====== Dataset records

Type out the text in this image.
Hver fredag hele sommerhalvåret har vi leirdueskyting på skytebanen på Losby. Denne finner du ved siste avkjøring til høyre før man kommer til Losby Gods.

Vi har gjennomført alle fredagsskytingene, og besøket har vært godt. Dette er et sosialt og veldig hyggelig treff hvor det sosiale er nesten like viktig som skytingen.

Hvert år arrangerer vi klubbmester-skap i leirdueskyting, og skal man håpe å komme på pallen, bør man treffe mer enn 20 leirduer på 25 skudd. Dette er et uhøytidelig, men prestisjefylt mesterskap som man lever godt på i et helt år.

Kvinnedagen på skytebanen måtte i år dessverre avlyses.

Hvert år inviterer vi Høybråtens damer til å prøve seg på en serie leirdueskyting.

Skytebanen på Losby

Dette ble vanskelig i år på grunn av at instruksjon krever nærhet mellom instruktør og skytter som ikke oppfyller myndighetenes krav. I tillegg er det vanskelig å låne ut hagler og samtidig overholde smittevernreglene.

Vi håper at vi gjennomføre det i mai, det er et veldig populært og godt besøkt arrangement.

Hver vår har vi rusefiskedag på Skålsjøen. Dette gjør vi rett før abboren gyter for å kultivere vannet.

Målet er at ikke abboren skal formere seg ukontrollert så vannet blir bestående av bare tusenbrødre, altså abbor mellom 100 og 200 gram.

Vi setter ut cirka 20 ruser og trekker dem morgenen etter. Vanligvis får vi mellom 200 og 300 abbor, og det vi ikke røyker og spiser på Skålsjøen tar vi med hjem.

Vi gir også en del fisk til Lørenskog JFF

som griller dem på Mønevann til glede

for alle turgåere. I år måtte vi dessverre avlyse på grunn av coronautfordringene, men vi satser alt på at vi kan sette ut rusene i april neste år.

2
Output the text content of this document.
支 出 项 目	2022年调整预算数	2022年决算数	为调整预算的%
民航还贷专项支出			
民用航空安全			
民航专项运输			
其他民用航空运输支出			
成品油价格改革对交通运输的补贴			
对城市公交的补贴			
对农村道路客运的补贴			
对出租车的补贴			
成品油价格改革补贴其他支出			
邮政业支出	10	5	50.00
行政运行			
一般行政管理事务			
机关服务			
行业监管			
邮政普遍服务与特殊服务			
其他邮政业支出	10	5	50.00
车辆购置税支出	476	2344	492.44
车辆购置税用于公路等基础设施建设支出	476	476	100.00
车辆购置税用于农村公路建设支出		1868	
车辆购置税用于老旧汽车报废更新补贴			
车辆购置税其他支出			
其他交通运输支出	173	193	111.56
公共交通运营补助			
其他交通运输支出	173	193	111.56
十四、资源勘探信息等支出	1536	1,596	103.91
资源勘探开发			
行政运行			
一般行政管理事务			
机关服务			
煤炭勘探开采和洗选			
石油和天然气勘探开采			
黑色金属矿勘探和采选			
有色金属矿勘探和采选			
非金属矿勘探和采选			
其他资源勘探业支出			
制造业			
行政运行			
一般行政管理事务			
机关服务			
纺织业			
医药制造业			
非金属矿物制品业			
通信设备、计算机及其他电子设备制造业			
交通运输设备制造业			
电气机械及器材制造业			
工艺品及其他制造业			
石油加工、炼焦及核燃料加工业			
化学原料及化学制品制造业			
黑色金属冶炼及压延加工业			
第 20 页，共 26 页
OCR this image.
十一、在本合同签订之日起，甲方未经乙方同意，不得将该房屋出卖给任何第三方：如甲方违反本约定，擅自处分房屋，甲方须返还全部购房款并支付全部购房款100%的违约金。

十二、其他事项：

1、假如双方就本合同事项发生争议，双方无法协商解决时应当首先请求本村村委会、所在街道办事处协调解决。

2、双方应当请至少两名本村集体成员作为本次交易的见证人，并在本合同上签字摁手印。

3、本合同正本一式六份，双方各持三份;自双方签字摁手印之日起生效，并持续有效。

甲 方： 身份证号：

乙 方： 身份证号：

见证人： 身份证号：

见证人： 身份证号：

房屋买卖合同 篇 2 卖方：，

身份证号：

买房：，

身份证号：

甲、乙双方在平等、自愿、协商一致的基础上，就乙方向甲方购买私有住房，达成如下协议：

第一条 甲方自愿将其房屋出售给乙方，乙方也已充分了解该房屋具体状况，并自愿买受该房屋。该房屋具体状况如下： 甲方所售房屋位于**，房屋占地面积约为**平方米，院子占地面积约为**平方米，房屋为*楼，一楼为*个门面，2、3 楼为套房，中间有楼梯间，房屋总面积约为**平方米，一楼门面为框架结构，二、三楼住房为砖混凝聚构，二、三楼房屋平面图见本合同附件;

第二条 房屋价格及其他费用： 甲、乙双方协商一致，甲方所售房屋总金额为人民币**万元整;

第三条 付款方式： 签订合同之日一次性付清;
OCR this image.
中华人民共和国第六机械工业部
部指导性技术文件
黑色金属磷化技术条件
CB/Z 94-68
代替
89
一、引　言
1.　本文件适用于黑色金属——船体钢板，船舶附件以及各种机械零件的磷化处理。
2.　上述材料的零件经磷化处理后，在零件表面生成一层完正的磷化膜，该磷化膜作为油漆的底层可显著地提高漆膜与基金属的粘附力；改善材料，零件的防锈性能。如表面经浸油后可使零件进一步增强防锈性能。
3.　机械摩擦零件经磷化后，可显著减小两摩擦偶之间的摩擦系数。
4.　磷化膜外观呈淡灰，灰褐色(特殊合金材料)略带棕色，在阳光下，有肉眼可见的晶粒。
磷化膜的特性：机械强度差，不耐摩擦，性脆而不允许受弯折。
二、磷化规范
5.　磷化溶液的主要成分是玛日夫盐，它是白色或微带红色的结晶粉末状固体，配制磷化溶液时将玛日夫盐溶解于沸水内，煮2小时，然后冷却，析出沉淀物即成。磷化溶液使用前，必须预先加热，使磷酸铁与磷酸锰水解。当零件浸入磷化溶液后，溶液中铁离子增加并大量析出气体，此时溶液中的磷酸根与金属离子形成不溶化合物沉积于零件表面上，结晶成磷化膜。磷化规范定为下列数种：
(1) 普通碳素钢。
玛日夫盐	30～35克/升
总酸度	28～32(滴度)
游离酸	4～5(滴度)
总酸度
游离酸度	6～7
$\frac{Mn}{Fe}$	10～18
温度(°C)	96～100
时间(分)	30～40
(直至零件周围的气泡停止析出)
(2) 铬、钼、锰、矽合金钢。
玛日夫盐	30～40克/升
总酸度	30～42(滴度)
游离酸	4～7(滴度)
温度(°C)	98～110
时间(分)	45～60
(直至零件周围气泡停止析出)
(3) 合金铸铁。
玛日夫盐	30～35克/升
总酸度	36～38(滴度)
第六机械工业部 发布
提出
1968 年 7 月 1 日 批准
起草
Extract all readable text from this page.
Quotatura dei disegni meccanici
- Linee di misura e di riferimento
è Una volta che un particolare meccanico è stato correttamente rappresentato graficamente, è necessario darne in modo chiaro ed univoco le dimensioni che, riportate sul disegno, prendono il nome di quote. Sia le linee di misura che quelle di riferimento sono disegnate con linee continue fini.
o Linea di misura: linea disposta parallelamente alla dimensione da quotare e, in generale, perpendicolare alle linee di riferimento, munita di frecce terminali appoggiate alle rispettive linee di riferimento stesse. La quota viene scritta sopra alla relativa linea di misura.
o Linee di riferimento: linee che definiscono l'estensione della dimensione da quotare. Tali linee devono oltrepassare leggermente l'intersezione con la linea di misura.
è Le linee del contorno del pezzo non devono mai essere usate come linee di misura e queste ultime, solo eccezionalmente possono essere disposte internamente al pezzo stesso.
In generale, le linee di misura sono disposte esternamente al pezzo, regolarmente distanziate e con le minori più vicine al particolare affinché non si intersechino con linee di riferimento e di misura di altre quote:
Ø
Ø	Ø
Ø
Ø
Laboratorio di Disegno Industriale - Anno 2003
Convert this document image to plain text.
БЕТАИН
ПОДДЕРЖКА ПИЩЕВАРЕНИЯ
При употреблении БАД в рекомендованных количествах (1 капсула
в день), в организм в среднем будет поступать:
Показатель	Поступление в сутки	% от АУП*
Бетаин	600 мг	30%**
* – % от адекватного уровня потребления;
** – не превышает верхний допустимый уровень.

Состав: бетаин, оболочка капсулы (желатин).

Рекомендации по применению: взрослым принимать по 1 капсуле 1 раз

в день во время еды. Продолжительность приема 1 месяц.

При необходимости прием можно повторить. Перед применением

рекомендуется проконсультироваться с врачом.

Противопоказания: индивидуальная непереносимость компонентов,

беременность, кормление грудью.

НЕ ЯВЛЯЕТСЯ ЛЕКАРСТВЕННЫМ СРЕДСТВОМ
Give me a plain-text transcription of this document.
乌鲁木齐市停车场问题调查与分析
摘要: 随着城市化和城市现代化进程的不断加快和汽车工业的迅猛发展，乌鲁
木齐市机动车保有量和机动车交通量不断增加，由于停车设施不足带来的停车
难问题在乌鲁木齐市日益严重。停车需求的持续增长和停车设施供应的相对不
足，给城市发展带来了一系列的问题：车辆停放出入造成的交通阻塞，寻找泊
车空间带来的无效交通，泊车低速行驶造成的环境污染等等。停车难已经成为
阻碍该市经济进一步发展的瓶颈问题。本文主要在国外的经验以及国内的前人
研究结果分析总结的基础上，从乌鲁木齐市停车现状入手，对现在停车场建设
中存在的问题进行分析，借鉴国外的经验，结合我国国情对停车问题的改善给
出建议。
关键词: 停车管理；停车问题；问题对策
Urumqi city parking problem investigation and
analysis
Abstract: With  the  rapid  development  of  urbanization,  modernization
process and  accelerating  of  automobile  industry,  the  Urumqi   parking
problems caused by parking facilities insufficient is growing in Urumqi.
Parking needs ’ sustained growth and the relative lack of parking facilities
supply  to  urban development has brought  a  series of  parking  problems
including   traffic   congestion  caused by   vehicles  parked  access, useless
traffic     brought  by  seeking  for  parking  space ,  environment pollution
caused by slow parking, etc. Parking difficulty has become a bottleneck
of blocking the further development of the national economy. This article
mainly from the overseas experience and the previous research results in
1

============

▶ Your task
Search the listing above for the string "måtte". Copy every line that contains it.

▶ Full solution
Kvinnedagen på skytebanen måtte i år dessverre avlyses.
for alle turgåere. I år måtte vi dessverre avlyse på grunn av coronautfordringene, men vi satser alt på at vi kan sette ut rusene i april neste år.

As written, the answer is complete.